Can you revise the data below so that every "Mutual Information" becomes "Mutual Info", keeping everything else the same?

___ Data shown

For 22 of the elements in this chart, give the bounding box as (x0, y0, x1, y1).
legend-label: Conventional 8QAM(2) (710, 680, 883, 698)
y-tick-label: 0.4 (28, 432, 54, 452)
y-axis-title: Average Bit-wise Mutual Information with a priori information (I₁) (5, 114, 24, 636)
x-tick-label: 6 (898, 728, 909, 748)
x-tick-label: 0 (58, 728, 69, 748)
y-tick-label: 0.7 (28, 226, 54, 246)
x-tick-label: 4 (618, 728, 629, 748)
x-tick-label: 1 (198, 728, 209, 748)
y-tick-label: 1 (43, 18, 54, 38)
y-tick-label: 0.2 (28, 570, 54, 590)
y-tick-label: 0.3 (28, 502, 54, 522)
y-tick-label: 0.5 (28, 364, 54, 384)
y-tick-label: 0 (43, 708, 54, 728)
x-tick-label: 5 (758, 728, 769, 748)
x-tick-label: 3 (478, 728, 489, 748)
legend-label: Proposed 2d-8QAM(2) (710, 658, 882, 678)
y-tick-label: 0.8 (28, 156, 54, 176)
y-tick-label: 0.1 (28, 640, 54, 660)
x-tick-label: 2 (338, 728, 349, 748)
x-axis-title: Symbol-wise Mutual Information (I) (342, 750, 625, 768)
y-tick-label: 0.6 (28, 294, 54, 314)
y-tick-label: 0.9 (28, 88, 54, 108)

______

Expected answer:
For 22 of the elements in this chart, give the bounding box as (x0, y0, x1, y1).
legend-label: Conventional 8QAM(2) (710, 680, 883, 698)
y-tick-label: 0.4 (28, 432, 54, 452)
y-axis-title: Average Bit-wise Mutual Info with a priori information (I₁) (5, 114, 24, 636)
x-tick-label: 6 (898, 728, 909, 748)
x-tick-label: 0 (58, 728, 69, 748)
y-tick-label: 0.7 (28, 226, 54, 246)
x-tick-label: 4 (618, 728, 629, 748)
x-tick-label: 1 (198, 728, 209, 748)
y-tick-label: 1 (43, 18, 54, 38)
y-tick-label: 0.2 (28, 570, 54, 590)
y-tick-label: 0.3 (28, 502, 54, 522)
y-tick-label: 0.5 (28, 364, 54, 384)
y-tick-label: 0 (43, 708, 54, 728)
x-tick-label: 5 (758, 728, 769, 748)
x-tick-label: 3 (478, 728, 489, 748)
legend-label: Proposed 2d-8QAM(2) (710, 658, 882, 678)
y-tick-label: 0.8 (28, 156, 54, 176)
y-tick-label: 0.1 (28, 640, 54, 660)
x-tick-label: 2 (338, 728, 349, 748)
x-axis-title: Symbol-wise Mutual Info (I) (342, 750, 625, 768)
y-tick-label: 0.6 (28, 294, 54, 314)
y-tick-label: 0.9 (28, 88, 54, 108)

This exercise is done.